Provided text:
— START —
Time average of a sample function is defined as:
$$\bar{x} = \langle~x(t)~\rangle = \lim \limits_{T \to \infty}\frac{1}{2T} \int \limits_{-T}^{T} x(t) ~ dt$$
This is how I see it: A few sample functions of X(t)=A, would be:
$$x_1(t) =0.2$$
$$x_2(t) = 0.7$$
$$\cdots$$
$$\text{etc}$$
How do they come up with 'A' as the time average??? $\langle x(t) \rangle=A$
I guess when you calculate the time average integral, you are suppose to treat r.v.'s as if they are constants:
$$\bar{x} = \lim \limits_{T \to \infty} \frac{1}{2T} \int \limits_{-T}^{T} x(t)~dt$$
$$\bar{x} = \lim \limits_{T \to \infty} \frac{1}{2T} \int \limits_{-T}^{T} A~dt$$
$$\bar{x} = A ~\lim \limits_{T \to \infty} \frac{1}{2T} \int \limits_{-T}^{T} 1~dt$$
$$\bar{x} = A ~\lim \limits_{T \to \infty} \frac{1}{2T} \bigg[t\bigg]_{-T}^{T} $$
$$\bar{x} = A ~\lim \limits_{T \to \infty} \frac{1}{2T} \bigg[T--T\bigg]$$
$$\bar{x} = A ~\lim \limits_{T \to \infty} \frac{2T}{2T}$$
$$\bar{x} = A ~\lim \limits_{T \to \infty} 1$$
$$\bar{x} = A$$
— END —
Given request 1:
Can you sum up the forum post on time averages in two sentences?

Material to process:
— START —
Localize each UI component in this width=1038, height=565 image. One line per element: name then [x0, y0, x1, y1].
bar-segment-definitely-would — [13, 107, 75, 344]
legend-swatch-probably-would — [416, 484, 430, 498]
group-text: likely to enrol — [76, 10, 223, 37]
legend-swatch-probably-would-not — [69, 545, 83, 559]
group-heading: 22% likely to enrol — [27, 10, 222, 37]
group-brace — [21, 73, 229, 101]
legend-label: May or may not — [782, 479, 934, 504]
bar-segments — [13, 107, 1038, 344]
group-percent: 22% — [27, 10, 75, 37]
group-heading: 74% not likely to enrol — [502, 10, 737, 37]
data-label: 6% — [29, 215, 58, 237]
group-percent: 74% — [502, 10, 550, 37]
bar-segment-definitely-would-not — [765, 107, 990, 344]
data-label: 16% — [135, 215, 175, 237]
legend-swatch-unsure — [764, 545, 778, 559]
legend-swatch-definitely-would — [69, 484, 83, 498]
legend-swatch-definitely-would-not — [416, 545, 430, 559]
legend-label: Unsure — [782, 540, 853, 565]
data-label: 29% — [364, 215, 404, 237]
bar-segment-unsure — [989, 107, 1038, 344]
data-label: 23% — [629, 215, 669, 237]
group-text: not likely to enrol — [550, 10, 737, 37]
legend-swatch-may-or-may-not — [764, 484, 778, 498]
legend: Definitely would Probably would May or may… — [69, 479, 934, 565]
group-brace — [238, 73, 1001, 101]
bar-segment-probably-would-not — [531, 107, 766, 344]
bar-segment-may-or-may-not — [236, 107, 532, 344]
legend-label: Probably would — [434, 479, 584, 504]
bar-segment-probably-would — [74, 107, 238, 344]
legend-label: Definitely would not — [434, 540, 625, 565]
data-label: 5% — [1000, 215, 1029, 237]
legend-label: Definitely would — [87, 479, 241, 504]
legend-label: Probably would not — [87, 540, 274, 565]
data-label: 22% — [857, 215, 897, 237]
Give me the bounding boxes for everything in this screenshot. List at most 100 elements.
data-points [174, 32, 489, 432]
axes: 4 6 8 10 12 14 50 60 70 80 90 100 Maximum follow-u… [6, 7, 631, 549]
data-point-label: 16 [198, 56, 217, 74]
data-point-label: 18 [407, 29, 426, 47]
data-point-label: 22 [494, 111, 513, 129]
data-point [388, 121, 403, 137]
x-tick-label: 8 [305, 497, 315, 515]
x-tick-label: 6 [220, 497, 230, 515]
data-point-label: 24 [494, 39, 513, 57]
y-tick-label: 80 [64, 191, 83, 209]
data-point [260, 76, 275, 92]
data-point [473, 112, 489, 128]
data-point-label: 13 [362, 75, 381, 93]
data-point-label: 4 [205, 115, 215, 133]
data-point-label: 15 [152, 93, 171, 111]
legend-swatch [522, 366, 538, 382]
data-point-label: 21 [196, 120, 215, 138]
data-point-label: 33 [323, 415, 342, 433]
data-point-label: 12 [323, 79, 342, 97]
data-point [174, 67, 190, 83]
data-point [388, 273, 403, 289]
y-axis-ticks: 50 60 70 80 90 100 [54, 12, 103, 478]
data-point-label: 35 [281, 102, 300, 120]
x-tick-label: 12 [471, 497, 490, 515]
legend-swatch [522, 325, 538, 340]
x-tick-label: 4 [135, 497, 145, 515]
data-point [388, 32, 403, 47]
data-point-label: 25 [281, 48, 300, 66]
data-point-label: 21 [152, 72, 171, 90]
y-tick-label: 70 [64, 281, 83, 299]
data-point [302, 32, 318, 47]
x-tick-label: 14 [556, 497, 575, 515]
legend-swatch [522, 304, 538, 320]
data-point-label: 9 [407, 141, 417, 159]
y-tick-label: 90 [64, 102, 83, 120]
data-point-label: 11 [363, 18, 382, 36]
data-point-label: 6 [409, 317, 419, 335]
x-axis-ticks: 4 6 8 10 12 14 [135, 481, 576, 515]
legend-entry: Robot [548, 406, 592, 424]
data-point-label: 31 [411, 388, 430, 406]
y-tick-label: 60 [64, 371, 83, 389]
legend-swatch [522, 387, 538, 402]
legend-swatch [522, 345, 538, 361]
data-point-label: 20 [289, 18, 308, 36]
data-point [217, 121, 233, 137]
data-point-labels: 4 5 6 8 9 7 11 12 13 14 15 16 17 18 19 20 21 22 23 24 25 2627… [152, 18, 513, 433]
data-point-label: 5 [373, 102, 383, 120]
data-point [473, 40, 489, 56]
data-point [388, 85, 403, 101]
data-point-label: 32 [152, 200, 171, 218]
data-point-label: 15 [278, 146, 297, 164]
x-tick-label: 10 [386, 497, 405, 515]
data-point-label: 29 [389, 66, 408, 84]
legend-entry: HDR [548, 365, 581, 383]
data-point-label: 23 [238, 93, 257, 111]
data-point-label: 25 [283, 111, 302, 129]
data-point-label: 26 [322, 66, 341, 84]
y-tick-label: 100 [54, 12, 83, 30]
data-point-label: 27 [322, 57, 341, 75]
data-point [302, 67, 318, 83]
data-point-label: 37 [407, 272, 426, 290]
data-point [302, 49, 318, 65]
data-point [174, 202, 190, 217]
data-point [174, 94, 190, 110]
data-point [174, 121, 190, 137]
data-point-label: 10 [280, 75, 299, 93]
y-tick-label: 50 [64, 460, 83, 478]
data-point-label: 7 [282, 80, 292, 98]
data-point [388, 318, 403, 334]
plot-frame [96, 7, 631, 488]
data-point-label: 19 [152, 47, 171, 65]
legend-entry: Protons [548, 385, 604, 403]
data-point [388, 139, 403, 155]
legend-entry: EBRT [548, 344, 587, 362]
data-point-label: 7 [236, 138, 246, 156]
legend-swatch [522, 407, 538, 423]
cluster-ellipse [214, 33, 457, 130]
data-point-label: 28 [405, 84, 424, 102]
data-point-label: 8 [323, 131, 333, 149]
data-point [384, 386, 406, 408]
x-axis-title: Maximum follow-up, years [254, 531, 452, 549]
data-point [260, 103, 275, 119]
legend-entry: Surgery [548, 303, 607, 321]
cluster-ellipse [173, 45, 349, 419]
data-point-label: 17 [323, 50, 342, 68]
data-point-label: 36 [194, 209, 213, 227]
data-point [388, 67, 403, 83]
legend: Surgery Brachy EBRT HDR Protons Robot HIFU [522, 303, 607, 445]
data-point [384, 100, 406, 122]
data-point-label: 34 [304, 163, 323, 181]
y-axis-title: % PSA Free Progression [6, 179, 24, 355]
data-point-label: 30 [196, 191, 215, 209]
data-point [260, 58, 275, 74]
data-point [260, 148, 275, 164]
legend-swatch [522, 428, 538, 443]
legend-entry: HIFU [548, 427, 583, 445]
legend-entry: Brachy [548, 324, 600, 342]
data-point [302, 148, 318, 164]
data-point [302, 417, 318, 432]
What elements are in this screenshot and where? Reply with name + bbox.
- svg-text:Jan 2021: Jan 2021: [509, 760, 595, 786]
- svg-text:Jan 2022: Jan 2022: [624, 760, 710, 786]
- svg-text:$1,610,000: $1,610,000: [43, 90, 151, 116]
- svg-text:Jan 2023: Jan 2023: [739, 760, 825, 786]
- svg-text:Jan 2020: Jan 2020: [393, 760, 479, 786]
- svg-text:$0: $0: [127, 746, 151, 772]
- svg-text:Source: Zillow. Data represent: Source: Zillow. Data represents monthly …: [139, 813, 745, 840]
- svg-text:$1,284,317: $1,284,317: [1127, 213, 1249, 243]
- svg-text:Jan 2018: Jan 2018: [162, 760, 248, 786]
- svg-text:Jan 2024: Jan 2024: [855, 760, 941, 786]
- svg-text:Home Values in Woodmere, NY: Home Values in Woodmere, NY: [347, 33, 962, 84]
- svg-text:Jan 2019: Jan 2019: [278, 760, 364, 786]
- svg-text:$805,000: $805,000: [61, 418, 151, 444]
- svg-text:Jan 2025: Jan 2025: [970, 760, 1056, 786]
— END —
Given request 2:
Can you put the lines of the listing, from its first line through the line containing "data-points [174, 32, 489, 432]", into a JSON list of strings with one string per line and no blank lines?

Result 1:
The post defines the time average of a sample function as the limit, as T goes to infinity, of 1/(2T) times the integral of x(t) from -T to T, and asks how the time average of X(t)=A comes out as A when sample functions take values such as 0.2 and 0.7. The poster guesses that random variables are treated as constants inside the integral, which reduces the expression to A times the limit of 2T/2T, giving A.

Result 2:
[
  "Localize each UI component in this width=1038, height=565 image. One line per element: name then [x0, y0, x1, y1].",
  "bar-segment-definitely-would — [13, 107, 75, 344]",
  "legend-swatch-probably-would — [416, 484, 430, 498]",
  "group-text: likely to enrol — [76, 10, 223, 37]",
  "legend-swatch-probably-would-not — [69, 545, 83, 559]",
  "group-heading: 22% likely to enrol — [27, 10, 222, 37]",
  "group-brace — [21, 73, 229, 101]",
  "legend-label: May or may not — [782, 479, 934, 504]",
  "bar-segments — [13, 107, 1038, 344]",
  "group-percent: 22% — [27, 10, 75, 37]",
  "group-heading: 74% not likely to enrol — [502, 10, 737, 37]",
  "data-label: 6% — [29, 215, 58, 237]",
  "group-percent: 74% — [502, 10, 550, 37]",
  "bar-segment-definitely-would-not — [765, 107, 990, 344]",
  "data-label: 16% — [135, 215, 175, 237]",
  "legend-swatch-unsure — [764, 545, 778, 559]",
  "legend-swatch-definitely-would — [69, 484, 83, 498]",
  "legend-swatch-definitely-would-not — [416, 545, 430, 559]",
  "legend-label: Unsure — [782, 540, 853, 565]",
  "data-label: 29% — [364, 215, 404, 237]",
  "bar-segment-unsure — [989, 107, 1038, 344]",
  "data-label: 23% — [629, 215, 669, 237]",
  "group-text: not likely to enrol — [550, 10, 737, 37]",
  "legend-swatch-may-or-may-not — [764, 484, 778, 498]",
  "legend: Definitely would Probably would May or may… — [69, 479, 934, 565]",
  "group-brace — [238, 73, 1001, 101]",
  "bar-segment-probably-would-not — [531, 107, 766, 344]",
  "bar-segment-may-or-may-not — [236, 107, 532, 344]",
  "legend-label: Probably would — [434, 479, 584, 504]",
  "bar-segment-probably-would — [74, 107, 238, 344]",
  "legend-label: Definitely would not — [434, 540, 625, 565]",
  "data-label: 5% — [1000, 215, 1029, 237]",
  "legend-label: Definitely would — [87, 479, 241, 504]",
  "legend-label: Probably would not — [87, 540, 274, 565]",
  "data-label: 22% — [857, 215, 897, 237]",
  "Give me the bounding boxes for everything in this screenshot. List at most 100 elements.",
  "data-points [174, 32, 489, 432]"
]